Do this: Keep the pictures out of the copy and repeat the records exactly.

Data:

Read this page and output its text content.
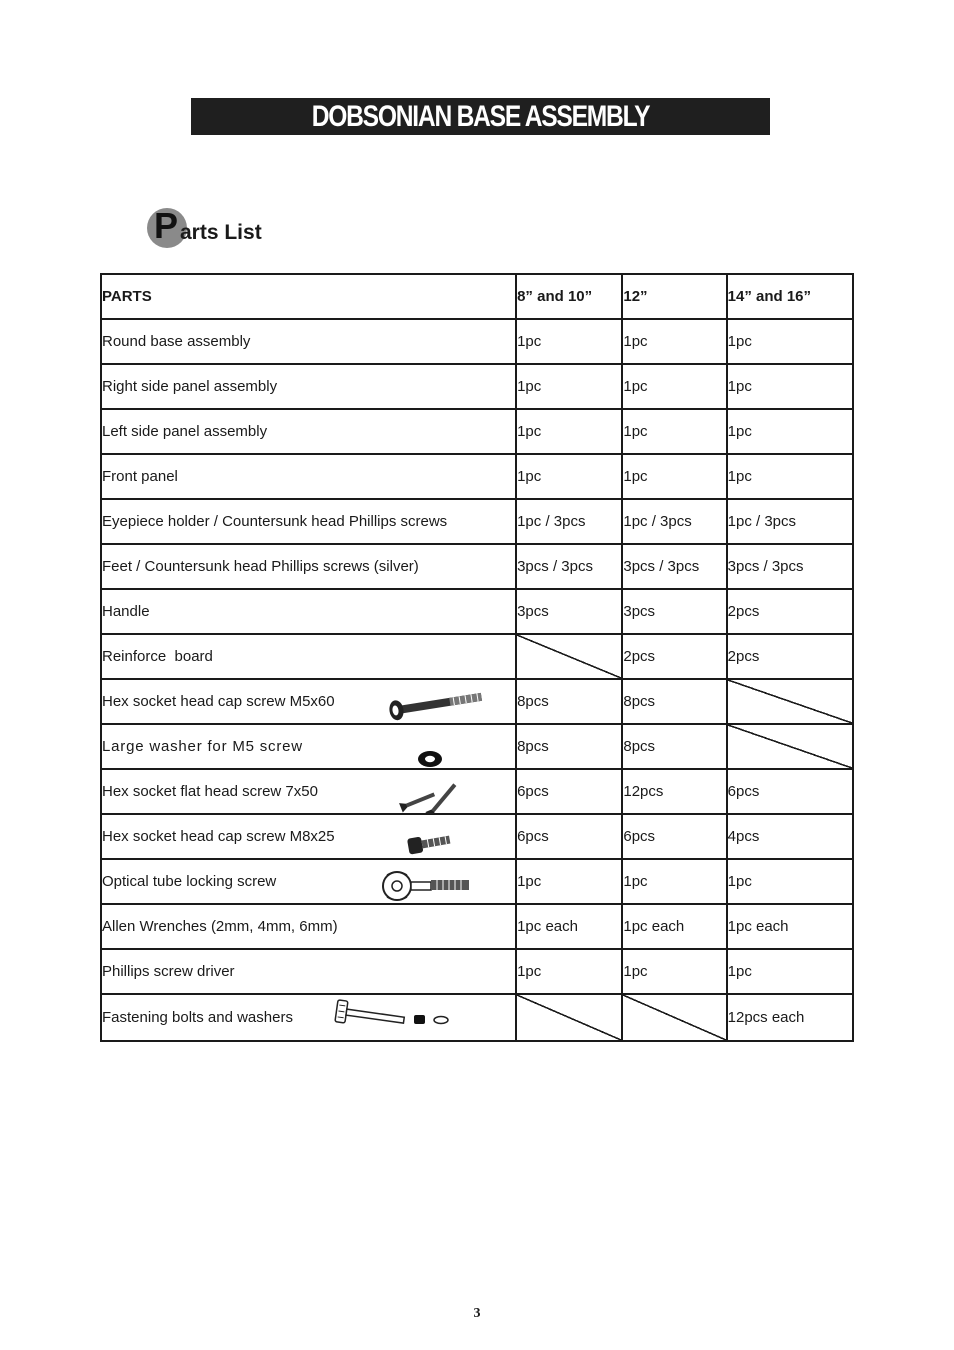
DOBSONIAN BASE ASSEMBLY
P arts List
PARTS	8” and 10”	12”	14” and 16”
Round base assembly	1pc	1pc	1pc
Right side panel assembly	1pc	1pc	1pc
Left side panel assembly	1pc	1pc	1pc
Front panel	1pc	1pc	1pc
Eyepiece holder / Countersunk head Phillips screws	1pc / 3pcs	1pc / 3pcs	1pc / 3pcs
Feet / Countersunk head Phillips screws (silver)	3pcs / 3pcs	3pcs / 3pcs	3pcs / 3pcs
Handle	3pcs	3pcs	2pcs
Reinforce  board		2pcs	2pcs

Hex socket head cap screw M5x60	8pcs	8pcs	

Large washer for M5 screw	8pcs	8pcs	

Hex socket flat head screw 7x50	6pcs	12pcs	6pcs

Hex socket head cap screw M8x25	6pcs	6pcs	4pcs

Optical tube locking screw	1pc	1pc	1pc
Allen Wrenches (2mm, 4mm, 6mm)	1pc each	1pc each	1pc each
Phillips screw driver	1pc	1pc	1pc

Fastening bolts and washers			12pcs each
3
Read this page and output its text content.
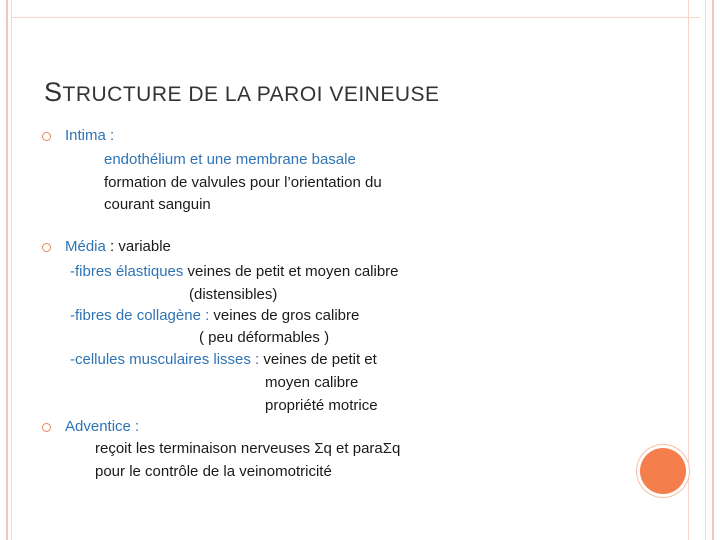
STRUCTURE DE LA PAROI VEINEUSE
Intima :
endothélium et une membrane basale
formation de valvules pour l’orientation du
courant sanguin
Média : variable
-fibres élastiques veines de petit et moyen calibre
(distensibles)
-fibres de collagène : veines de gros calibre
( peu déformables )
-cellules musculaires lisses : veines de petit et
moyen calibre
propriété motrice
Adventice :
reçoit les terminaison nerveuses Σq et paraΣq
pour le contrôle de la veinomotricité
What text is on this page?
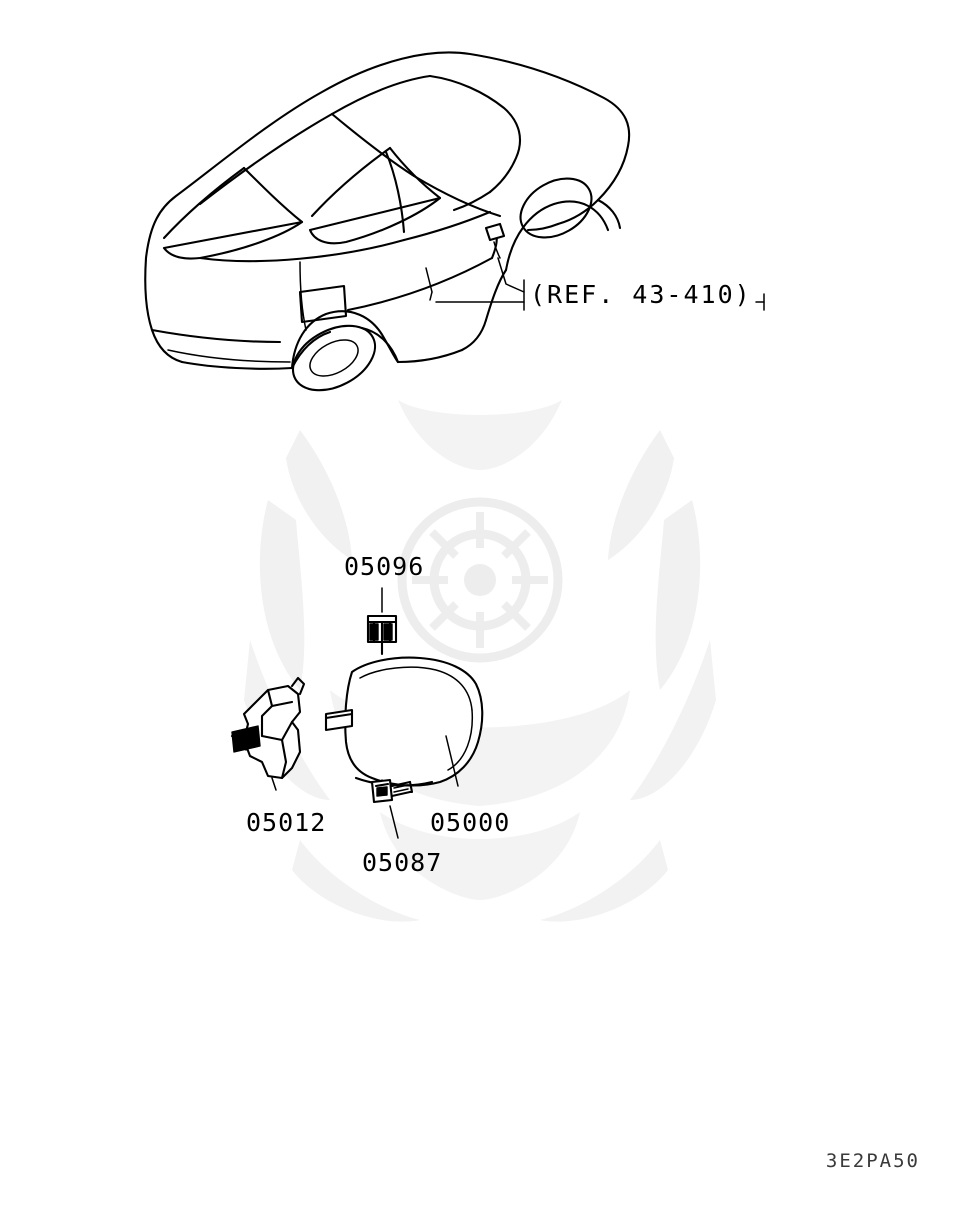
05096
05012	05000
05087
(REF. 43-410)
3E2PA50
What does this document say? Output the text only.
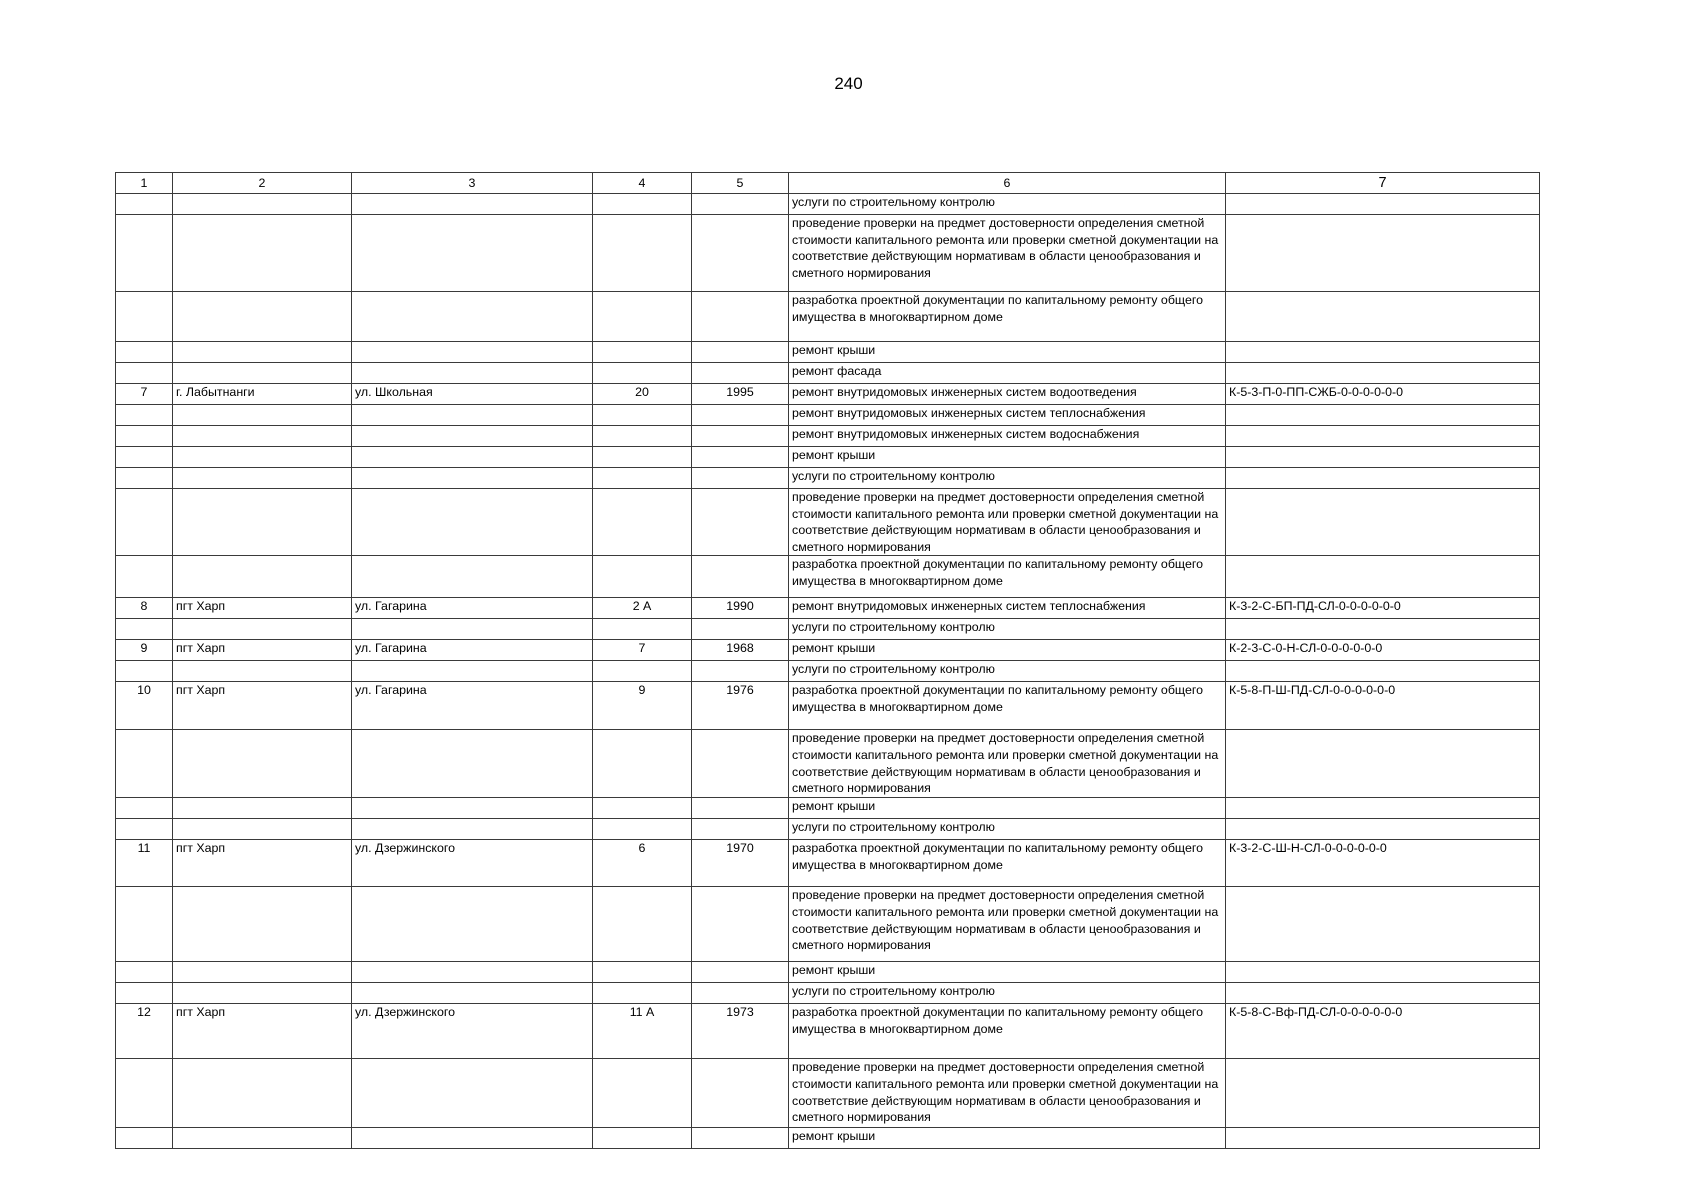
240
1	2	3	4	5	6	7
					услуги по строительному контролю	
					проведение проверки на предмет достоверности определения сметной стоимости капитального ремонта или проверки сметной документации на соответствие действующим нормативам в области ценообразования и сметного нормирования	
					разработка проектной документации по капитальному ремонту общего имущества в многоквартирном доме	
					ремонт крыши	
					ремонт фасада	
7	г. Лабытнанги	ул. Школьная	20	1995	ремонт внутридомовых инженерных систем водоотведения	К-5-3-П-0-ПП-СЖБ-0-0-0-0-0-0
					ремонт внутридомовых инженерных систем теплоснабжения	
					ремонт внутридомовых инженерных систем водоснабжения	
					ремонт крыши	
					услуги по строительному контролю	
					проведение проверки на предмет достоверности определения сметной стоимости капитального ремонта или проверки сметной документации на соответствие действующим нормативам в области ценообразования и сметного нормирования	
					разработка проектной документации по капитальному ремонту общего имущества в многоквартирном доме	
8	пгт Харп	ул. Гагарина	2 А	1990	ремонт внутридомовых инженерных систем теплоснабжения	К-3-2-С-БП-ПД-СЛ-0-0-0-0-0-0
					услуги по строительному контролю	
9	пгт Харп	ул. Гагарина	7	1968	ремонт крыши	К-2-3-С-0-Н-СЛ-0-0-0-0-0-0
					услуги по строительному контролю	
10	пгт Харп	ул. Гагарина	9	1976	разработка проектной документации по капитальному ремонту общего имущества в многоквартирном доме	К-5-8-П-Ш-ПД-СЛ-0-0-0-0-0-0
					проведение проверки на предмет достоверности определения сметной стоимости капитального ремонта или проверки сметной документации на соответствие действующим нормативам в области ценообразования и сметного нормирования	
					ремонт крыши	
					услуги по строительному контролю	
11	пгт Харп	ул. Дзержинского	6	1970	разработка проектной документации по капитальному ремонту общего имущества в многоквартирном доме	К-3-2-С-Ш-Н-СЛ-0-0-0-0-0-0
					проведение проверки на предмет достоверности определения сметной стоимости капитального ремонта или проверки сметной документации на соответствие действующим нормативам в области ценообразования и сметного нормирования	
					ремонт крыши	
					услуги по строительному контролю	
12	пгт Харп	ул. Дзержинского	11 А	1973	разработка проектной документации по капитальному ремонту общего имущества в многоквартирном доме	К-5-8-С-Вф-ПД-СЛ-0-0-0-0-0-0
					проведение проверки на предмет достоверности определения сметной стоимости капитального ремонта или проверки сметной документации на соответствие действующим нормативам в области ценообразования и сметного нормирования	
					ремонт крыши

Complete answer:
Read this page and output its text content.
DOBSONIAN BASE ASSEMBLY
P arts List
PARTS	8” and 10”	12”	14” and 16”
Round base assembly	1pc	1pc	1pc
Right side panel assembly	1pc	1pc	1pc
Left side panel assembly	1pc	1pc	1pc
Front panel	1pc	1pc	1pc
Eyepiece holder / Countersunk head Phillips screws	1pc / 3pcs	1pc / 3pcs	1pc / 3pcs
Feet / Countersunk head Phillips screws (silver)	3pcs / 3pcs	3pcs / 3pcs	3pcs / 3pcs
Handle	3pcs	3pcs	2pcs
Reinforce  board		2pcs	2pcs

Hex socket head cap screw M5x60	8pcs	8pcs	

Large washer for M5 screw	8pcs	8pcs	

Hex socket flat head screw 7x50	6pcs	12pcs	6pcs

Hex socket head cap screw M8x25	6pcs	6pcs	4pcs

Optical tube locking screw	1pc	1pc	1pc
Allen Wrenches (2mm, 4mm, 6mm)	1pc each	1pc each	1pc each
Phillips screw driver	1pc	1pc	1pc

Fastening bolts and washers			12pcs each
3
Read this page and output its text content.
STRUCTURE DE LA PAROI VEINEUSE
Intima :
endothélium et une membrane basale
formation de valvules pour l’orientation du
courant sanguin
Média : variable
-fibres élastiques veines de petit et moyen calibre
(distensibles)
-fibres de collagène : veines de gros calibre
( peu déformables )
-cellules musculaires lisses : veines de petit et
moyen calibre
propriété motrice
Adventice :
reçoit les terminaison nerveuses Σq et paraΣq
pour le contrôle de la veinomotricité
What text is on this page?
05096
05012	05000
05087
(REF. 43-410)
3E2PA50
What does this document say? Output the text only.
240
1	2	3	4	5	6	7
					услуги по строительному контролю	
					проведение проверки на предмет достоверности определения сметной стоимости капитального ремонта или проверки сметной документации на соответствие действующим нормативам в области ценообразования и сметного нормирования	
					разработка проектной документации по капитальному ремонту общего имущества в многоквартирном доме	
					ремонт крыши	
					ремонт фасада	
7	г. Лабытнанги	ул. Школьная	20	1995	ремонт внутридомовых инженерных систем водоотведения	К-5-3-П-0-ПП-СЖБ-0-0-0-0-0-0
					ремонт внутридомовых инженерных систем теплоснабжения	
					ремонт внутридомовых инженерных систем водоснабжения	
					ремонт крыши	
					услуги по строительному контролю	
					проведение проверки на предмет достоверности определения сметной стоимости капитального ремонта или проверки сметной документации на соответствие действующим нормативам в области ценообразования и сметного нормирования	
					разработка проектной документации по капитальному ремонту общего имущества в многоквартирном доме	
8	пгт Харп	ул. Гагарина	2 А	1990	ремонт внутридомовых инженерных систем теплоснабжения	К-3-2-С-БП-ПД-СЛ-0-0-0-0-0-0
					услуги по строительному контролю	
9	пгт Харп	ул. Гагарина	7	1968	ремонт крыши	К-2-3-С-0-Н-СЛ-0-0-0-0-0-0
					услуги по строительному контролю	
10	пгт Харп	ул. Гагарина	9	1976	разработка проектной документации по капитальному ремонту общего имущества в многоквартирном доме	К-5-8-П-Ш-ПД-СЛ-0-0-0-0-0-0
					проведение проверки на предмет достоверности определения сметной стоимости капитального ремонта или проверки сметной документации на соответствие действующим нормативам в области ценообразования и сметного нормирования	
					ремонт крыши	
					услуги по строительному контролю	
11	пгт Харп	ул. Дзержинского	6	1970	разработка проектной документации по капитальному ремонту общего имущества в многоквартирном доме	К-3-2-С-Ш-Н-СЛ-0-0-0-0-0-0
					проведение проверки на предмет достоверности определения сметной стоимости капитального ремонта или проверки сметной документации на соответствие действующим нормативам в области ценообразования и сметного нормирования	
					ремонт крыши	
					услуги по строительному контролю	
12	пгт Харп	ул. Дзержинского	11 А	1973	разработка проектной документации по капитальному ремонту общего имущества в многоквартирном доме	К-5-8-С-Вф-ПД-СЛ-0-0-0-0-0-0
					проведение проверки на предмет достоверности определения сметной стоимости капитального ремонта или проверки сметной документации на соответствие действующим нормативам в области ценообразования и сметного нормирования	
					ремонт крыши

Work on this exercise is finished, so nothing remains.